### RECORDS SUPPLIED
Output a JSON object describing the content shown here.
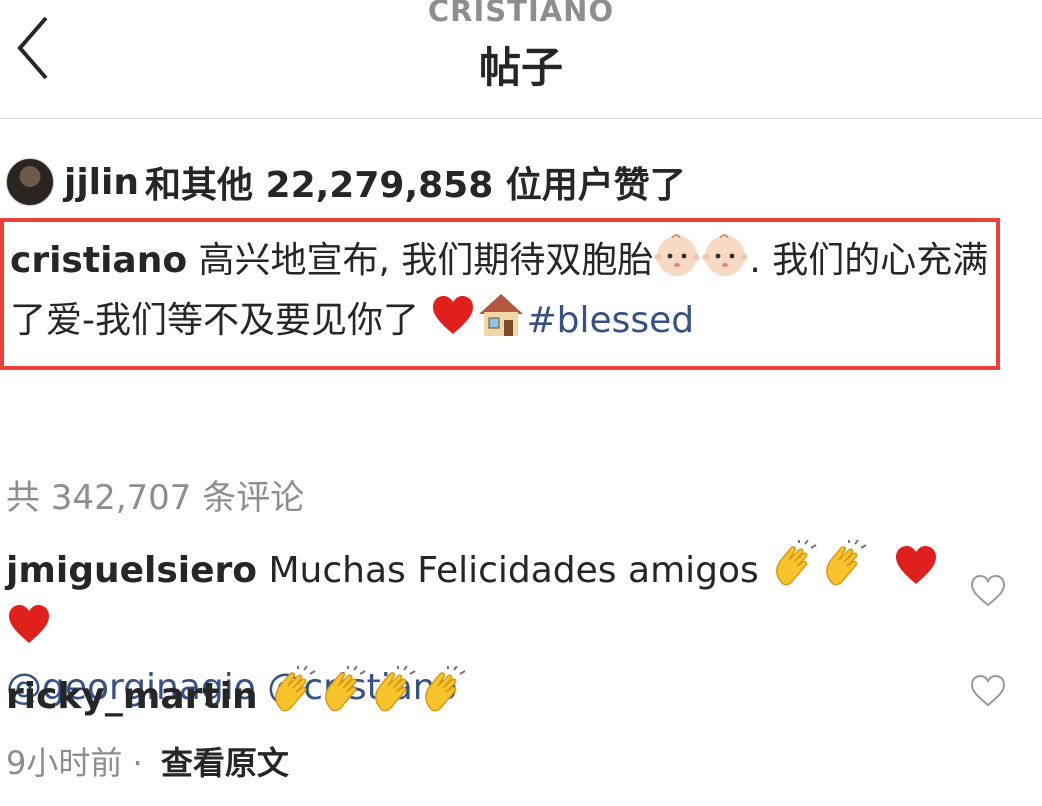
{
  "header": {
    "account": "CRISTIANO",
    "title": "帖子"
  },
  "likes": {
    "username": "jjlin",
    "text": "和其他 22,279,858 位用户赞了"
  },
  "post": {
    "username": "cristiano",
    "text_part1": " 高兴地宣布, 我们期待双胞胎",
    "text_part2": ". 我们的心充满了爱-我们等不及要见你了 ",
    "hashtag": "#blessed"
  },
  "comments_count": "共 342,707 条评论",
  "comments": [
    {
      "username": "jmiguelsiero",
      "text": " Muchas Felicidades amigos ",
      "mention1": "@georginagio",
      "mention2": "@cristiano"
    },
    {
      "username": "ricky_martin"
    }
  ],
  "meta": {
    "time": "9小时前",
    "separator": " · ",
    "see_original": "查看原文"
  },
  "colors": {
    "highlight_border": "#e8413b",
    "link": "#385185",
    "muted": "#8e8e8e"
  },
  "icons": [
    "back-chevron-icon",
    "baby-emoji-icon",
    "heart-emoji-icon",
    "house-emoji-icon",
    "clap-emoji-icon",
    "heart-outline-icon"
  ]
}
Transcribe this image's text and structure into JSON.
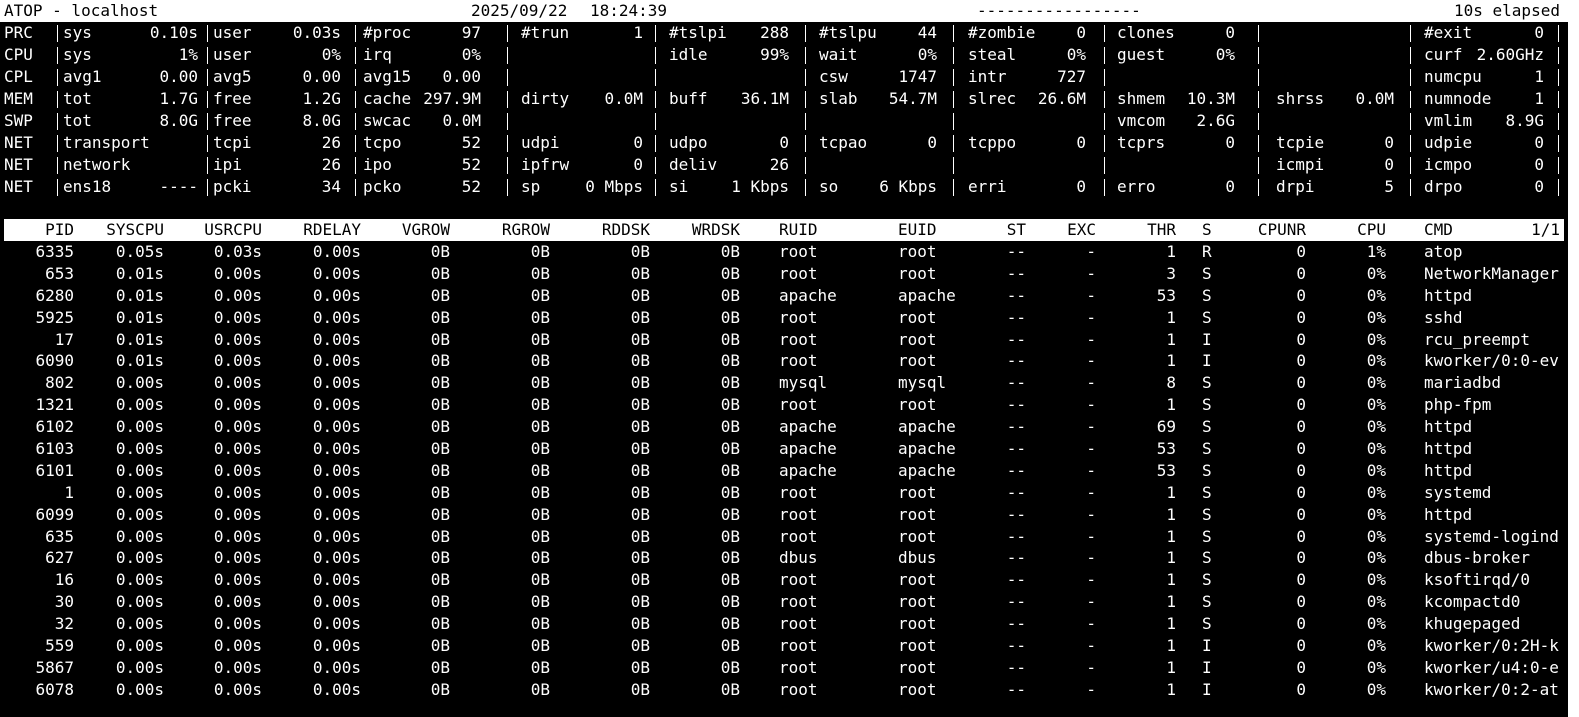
{
  "header": {
    "app": "ATOP - localhost",
    "date": "2025/09/22",
    "time": "18:24:39",
    "dashes": "-----------------",
    "elapsed": "10s elapsed"
  },
  "stats": [
    {
      "label": "PRC",
      "cells": [
        {
          "k": "sys",
          "v": "0.10s"
        },
        {
          "k": "user",
          "v": "0.03s"
        },
        {
          "k": "#proc",
          "v": "97"
        },
        {
          "k": "#trun",
          "v": "1"
        },
        {
          "k": "#tslpi",
          "v": "288"
        },
        {
          "k": "#tslpu",
          "v": "44"
        },
        {
          "k": "#zombie",
          "v": "0"
        },
        {
          "k": "clones",
          "v": "0"
        },
        {
          "k": "",
          "v": ""
        },
        {
          "k": "#exit",
          "v": "0"
        }
      ]
    },
    {
      "label": "CPU",
      "cells": [
        {
          "k": "sys",
          "v": "1%"
        },
        {
          "k": "user",
          "v": "0%"
        },
        {
          "k": "irq",
          "v": "0%"
        },
        {
          "k": "",
          "v": ""
        },
        {
          "k": "idle",
          "v": "99%"
        },
        {
          "k": "wait",
          "v": "0%"
        },
        {
          "k": "steal",
          "v": "0%"
        },
        {
          "k": "guest",
          "v": "0%"
        },
        {
          "k": "",
          "v": ""
        },
        {
          "k": "curf",
          "v": "2.60GHz"
        }
      ]
    },
    {
      "label": "CPL",
      "cells": [
        {
          "k": "avg1",
          "v": "0.00"
        },
        {
          "k": "avg5",
          "v": "0.00"
        },
        {
          "k": "avg15",
          "v": "0.00"
        },
        {
          "k": "",
          "v": ""
        },
        {
          "k": "",
          "v": ""
        },
        {
          "k": "csw",
          "v": "1747"
        },
        {
          "k": "intr",
          "v": "727"
        },
        {
          "k": "",
          "v": ""
        },
        {
          "k": "",
          "v": ""
        },
        {
          "k": "numcpu",
          "v": "1"
        }
      ]
    },
    {
      "label": "MEM",
      "cells": [
        {
          "k": "tot",
          "v": "1.7G"
        },
        {
          "k": "free",
          "v": "1.2G"
        },
        {
          "k": "cache",
          "v": "297.9M"
        },
        {
          "k": "dirty",
          "v": "0.0M"
        },
        {
          "k": "buff",
          "v": "36.1M"
        },
        {
          "k": "slab",
          "v": "54.7M"
        },
        {
          "k": "slrec",
          "v": "26.6M"
        },
        {
          "k": "shmem",
          "v": "10.3M"
        },
        {
          "k": "shrss",
          "v": "0.0M"
        },
        {
          "k": "numnode",
          "v": "1"
        }
      ]
    },
    {
      "label": "SWP",
      "cells": [
        {
          "k": "tot",
          "v": "8.0G"
        },
        {
          "k": "free",
          "v": "8.0G"
        },
        {
          "k": "swcac",
          "v": "0.0M"
        },
        {
          "k": "",
          "v": ""
        },
        {
          "k": "",
          "v": ""
        },
        {
          "k": "",
          "v": ""
        },
        {
          "k": "",
          "v": ""
        },
        {
          "k": "vmcom",
          "v": "2.6G"
        },
        {
          "k": "",
          "v": ""
        },
        {
          "k": "vmlim",
          "v": "8.9G"
        }
      ]
    },
    {
      "label": "NET",
      "cells": [
        {
          "k": "transport",
          "v": ""
        },
        {
          "k": "tcpi",
          "v": "26"
        },
        {
          "k": "tcpo",
          "v": "52"
        },
        {
          "k": "udpi",
          "v": "0"
        },
        {
          "k": "udpo",
          "v": "0"
        },
        {
          "k": "tcpao",
          "v": "0"
        },
        {
          "k": "tcppo",
          "v": "0"
        },
        {
          "k": "tcprs",
          "v": "0"
        },
        {
          "k": "tcpie",
          "v": "0"
        },
        {
          "k": "udpie",
          "v": "0"
        }
      ]
    },
    {
      "label": "NET",
      "cells": [
        {
          "k": "network",
          "v": ""
        },
        {
          "k": "ipi",
          "v": "26"
        },
        {
          "k": "ipo",
          "v": "52"
        },
        {
          "k": "ipfrw",
          "v": "0"
        },
        {
          "k": "deliv",
          "v": "26"
        },
        {
          "k": "",
          "v": ""
        },
        {
          "k": "",
          "v": ""
        },
        {
          "k": "",
          "v": ""
        },
        {
          "k": "icmpi",
          "v": "0"
        },
        {
          "k": "icmpo",
          "v": "0"
        }
      ]
    },
    {
      "label": "NET",
      "cells": [
        {
          "k": "ens18",
          "v": "----"
        },
        {
          "k": "pcki",
          "v": "34"
        },
        {
          "k": "pcko",
          "v": "52"
        },
        {
          "k": "sp",
          "v": "0 Mbps"
        },
        {
          "k": "si",
          "v": "1 Kbps"
        },
        {
          "k": "so",
          "v": "6 Kbps"
        },
        {
          "k": "erri",
          "v": "0"
        },
        {
          "k": "erro",
          "v": "0"
        },
        {
          "k": "drpi",
          "v": "5"
        },
        {
          "k": "drpo",
          "v": "0"
        }
      ]
    }
  ],
  "process_header": {
    "pid": "PID",
    "syscpu": "SYSCPU",
    "usrcpu": "USRCPU",
    "rdelay": "RDELAY",
    "vgrow": "VGROW",
    "rgrow": "RGROW",
    "rddsk": "RDDSK",
    "wrdsk": "WRDSK",
    "ruid": "RUID",
    "euid": "EUID",
    "st": "ST",
    "exc": "EXC",
    "thr": "THR",
    "s": "S",
    "cpunr": "CPUNR",
    "cpu": "CPU",
    "cmd": "CMD",
    "page": "1/1"
  },
  "processes": [
    {
      "pid": "6335",
      "syscpu": "0.05s",
      "usrcpu": "0.03s",
      "rdelay": "0.00s",
      "vgrow": "0B",
      "rgrow": "0B",
      "rddsk": "0B",
      "wrdsk": "0B",
      "ruid": "root",
      "euid": "root",
      "st": "--",
      "exc": "-",
      "thr": "1",
      "s": "R",
      "cpunr": "0",
      "cpu": "1%",
      "cmd": "atop"
    },
    {
      "pid": "653",
      "syscpu": "0.01s",
      "usrcpu": "0.00s",
      "rdelay": "0.00s",
      "vgrow": "0B",
      "rgrow": "0B",
      "rddsk": "0B",
      "wrdsk": "0B",
      "ruid": "root",
      "euid": "root",
      "st": "--",
      "exc": "-",
      "thr": "3",
      "s": "S",
      "cpunr": "0",
      "cpu": "0%",
      "cmd": "NetworkManager"
    },
    {
      "pid": "6280",
      "syscpu": "0.01s",
      "usrcpu": "0.00s",
      "rdelay": "0.00s",
      "vgrow": "0B",
      "rgrow": "0B",
      "rddsk": "0B",
      "wrdsk": "0B",
      "ruid": "apache",
      "euid": "apache",
      "st": "--",
      "exc": "-",
      "thr": "53",
      "s": "S",
      "cpunr": "0",
      "cpu": "0%",
      "cmd": "httpd"
    },
    {
      "pid": "5925",
      "syscpu": "0.01s",
      "usrcpu": "0.00s",
      "rdelay": "0.00s",
      "vgrow": "0B",
      "rgrow": "0B",
      "rddsk": "0B",
      "wrdsk": "0B",
      "ruid": "root",
      "euid": "root",
      "st": "--",
      "exc": "-",
      "thr": "1",
      "s": "S",
      "cpunr": "0",
      "cpu": "0%",
      "cmd": "sshd"
    },
    {
      "pid": "17",
      "syscpu": "0.01s",
      "usrcpu": "0.00s",
      "rdelay": "0.00s",
      "vgrow": "0B",
      "rgrow": "0B",
      "rddsk": "0B",
      "wrdsk": "0B",
      "ruid": "root",
      "euid": "root",
      "st": "--",
      "exc": "-",
      "thr": "1",
      "s": "I",
      "cpunr": "0",
      "cpu": "0%",
      "cmd": "rcu_preempt"
    },
    {
      "pid": "6090",
      "syscpu": "0.01s",
      "usrcpu": "0.00s",
      "rdelay": "0.00s",
      "vgrow": "0B",
      "rgrow": "0B",
      "rddsk": "0B",
      "wrdsk": "0B",
      "ruid": "root",
      "euid": "root",
      "st": "--",
      "exc": "-",
      "thr": "1",
      "s": "I",
      "cpunr": "0",
      "cpu": "0%",
      "cmd": "kworker/0:0-ev"
    },
    {
      "pid": "802",
      "syscpu": "0.00s",
      "usrcpu": "0.00s",
      "rdelay": "0.00s",
      "vgrow": "0B",
      "rgrow": "0B",
      "rddsk": "0B",
      "wrdsk": "0B",
      "ruid": "mysql",
      "euid": "mysql",
      "st": "--",
      "exc": "-",
      "thr": "8",
      "s": "S",
      "cpunr": "0",
      "cpu": "0%",
      "cmd": "mariadbd"
    },
    {
      "pid": "1321",
      "syscpu": "0.00s",
      "usrcpu": "0.00s",
      "rdelay": "0.00s",
      "vgrow": "0B",
      "rgrow": "0B",
      "rddsk": "0B",
      "wrdsk": "0B",
      "ruid": "root",
      "euid": "root",
      "st": "--",
      "exc": "-",
      "thr": "1",
      "s": "S",
      "cpunr": "0",
      "cpu": "0%",
      "cmd": "php-fpm"
    },
    {
      "pid": "6102",
      "syscpu": "0.00s",
      "usrcpu": "0.00s",
      "rdelay": "0.00s",
      "vgrow": "0B",
      "rgrow": "0B",
      "rddsk": "0B",
      "wrdsk": "0B",
      "ruid": "apache",
      "euid": "apache",
      "st": "--",
      "exc": "-",
      "thr": "69",
      "s": "S",
      "cpunr": "0",
      "cpu": "0%",
      "cmd": "httpd"
    },
    {
      "pid": "6103",
      "syscpu": "0.00s",
      "usrcpu": "0.00s",
      "rdelay": "0.00s",
      "vgrow": "0B",
      "rgrow": "0B",
      "rddsk": "0B",
      "wrdsk": "0B",
      "ruid": "apache",
      "euid": "apache",
      "st": "--",
      "exc": "-",
      "thr": "53",
      "s": "S",
      "cpunr": "0",
      "cpu": "0%",
      "cmd": "httpd"
    },
    {
      "pid": "6101",
      "syscpu": "0.00s",
      "usrcpu": "0.00s",
      "rdelay": "0.00s",
      "vgrow": "0B",
      "rgrow": "0B",
      "rddsk": "0B",
      "wrdsk": "0B",
      "ruid": "apache",
      "euid": "apache",
      "st": "--",
      "exc": "-",
      "thr": "53",
      "s": "S",
      "cpunr": "0",
      "cpu": "0%",
      "cmd": "httpd"
    },
    {
      "pid": "1",
      "syscpu": "0.00s",
      "usrcpu": "0.00s",
      "rdelay": "0.00s",
      "vgrow": "0B",
      "rgrow": "0B",
      "rddsk": "0B",
      "wrdsk": "0B",
      "ruid": "root",
      "euid": "root",
      "st": "--",
      "exc": "-",
      "thr": "1",
      "s": "S",
      "cpunr": "0",
      "cpu": "0%",
      "cmd": "systemd"
    },
    {
      "pid": "6099",
      "syscpu": "0.00s",
      "usrcpu": "0.00s",
      "rdelay": "0.00s",
      "vgrow": "0B",
      "rgrow": "0B",
      "rddsk": "0B",
      "wrdsk": "0B",
      "ruid": "root",
      "euid": "root",
      "st": "--",
      "exc": "-",
      "thr": "1",
      "s": "S",
      "cpunr": "0",
      "cpu": "0%",
      "cmd": "httpd"
    },
    {
      "pid": "635",
      "syscpu": "0.00s",
      "usrcpu": "0.00s",
      "rdelay": "0.00s",
      "vgrow": "0B",
      "rgrow": "0B",
      "rddsk": "0B",
      "wrdsk": "0B",
      "ruid": "root",
      "euid": "root",
      "st": "--",
      "exc": "-",
      "thr": "1",
      "s": "S",
      "cpunr": "0",
      "cpu": "0%",
      "cmd": "systemd-logind"
    },
    {
      "pid": "627",
      "syscpu": "0.00s",
      "usrcpu": "0.00s",
      "rdelay": "0.00s",
      "vgrow": "0B",
      "rgrow": "0B",
      "rddsk": "0B",
      "wrdsk": "0B",
      "ruid": "dbus",
      "euid": "dbus",
      "st": "--",
      "exc": "-",
      "thr": "1",
      "s": "S",
      "cpunr": "0",
      "cpu": "0%",
      "cmd": "dbus-broker"
    },
    {
      "pid": "16",
      "syscpu": "0.00s",
      "usrcpu": "0.00s",
      "rdelay": "0.00s",
      "vgrow": "0B",
      "rgrow": "0B",
      "rddsk": "0B",
      "wrdsk": "0B",
      "ruid": "root",
      "euid": "root",
      "st": "--",
      "exc": "-",
      "thr": "1",
      "s": "S",
      "cpunr": "0",
      "cpu": "0%",
      "cmd": "ksoftirqd/0"
    },
    {
      "pid": "30",
      "syscpu": "0.00s",
      "usrcpu": "0.00s",
      "rdelay": "0.00s",
      "vgrow": "0B",
      "rgrow": "0B",
      "rddsk": "0B",
      "wrdsk": "0B",
      "ruid": "root",
      "euid": "root",
      "st": "--",
      "exc": "-",
      "thr": "1",
      "s": "S",
      "cpunr": "0",
      "cpu": "0%",
      "cmd": "kcompactd0"
    },
    {
      "pid": "32",
      "syscpu": "0.00s",
      "usrcpu": "0.00s",
      "rdelay": "0.00s",
      "vgrow": "0B",
      "rgrow": "0B",
      "rddsk": "0B",
      "wrdsk": "0B",
      "ruid": "root",
      "euid": "root",
      "st": "--",
      "exc": "-",
      "thr": "1",
      "s": "S",
      "cpunr": "0",
      "cpu": "0%",
      "cmd": "khugepaged"
    },
    {
      "pid": "559",
      "syscpu": "0.00s",
      "usrcpu": "0.00s",
      "rdelay": "0.00s",
      "vgrow": "0B",
      "rgrow": "0B",
      "rddsk": "0B",
      "wrdsk": "0B",
      "ruid": "root",
      "euid": "root",
      "st": "--",
      "exc": "-",
      "thr": "1",
      "s": "I",
      "cpunr": "0",
      "cpu": "0%",
      "cmd": "kworker/0:2H-k"
    },
    {
      "pid": "5867",
      "syscpu": "0.00s",
      "usrcpu": "0.00s",
      "rdelay": "0.00s",
      "vgrow": "0B",
      "rgrow": "0B",
      "rddsk": "0B",
      "wrdsk": "0B",
      "ruid": "root",
      "euid": "root",
      "st": "--",
      "exc": "-",
      "thr": "1",
      "s": "I",
      "cpunr": "0",
      "cpu": "0%",
      "cmd": "kworker/u4:0-e"
    },
    {
      "pid": "6078",
      "syscpu": "0.00s",
      "usrcpu": "0.00s",
      "rdelay": "0.00s",
      "vgrow": "0B",
      "rgrow": "0B",
      "rddsk": "0B",
      "wrdsk": "0B",
      "ruid": "root",
      "euid": "root",
      "st": "--",
      "exc": "-",
      "thr": "1",
      "s": "I",
      "cpunr": "0",
      "cpu": "0%",
      "cmd": "kworker/0:2-at"
    }
  ],
  "colors": {
    "background": "#000000",
    "foreground": "#ffffff",
    "header_bg": "#ffffff",
    "header_fg": "#000000"
  }
}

### PROBLEM REQUIREMENTS
Going through the entries above line by line, work out how many lines include the word "ffffff". Only the number is required.

### EXERCISE RESPONSE
2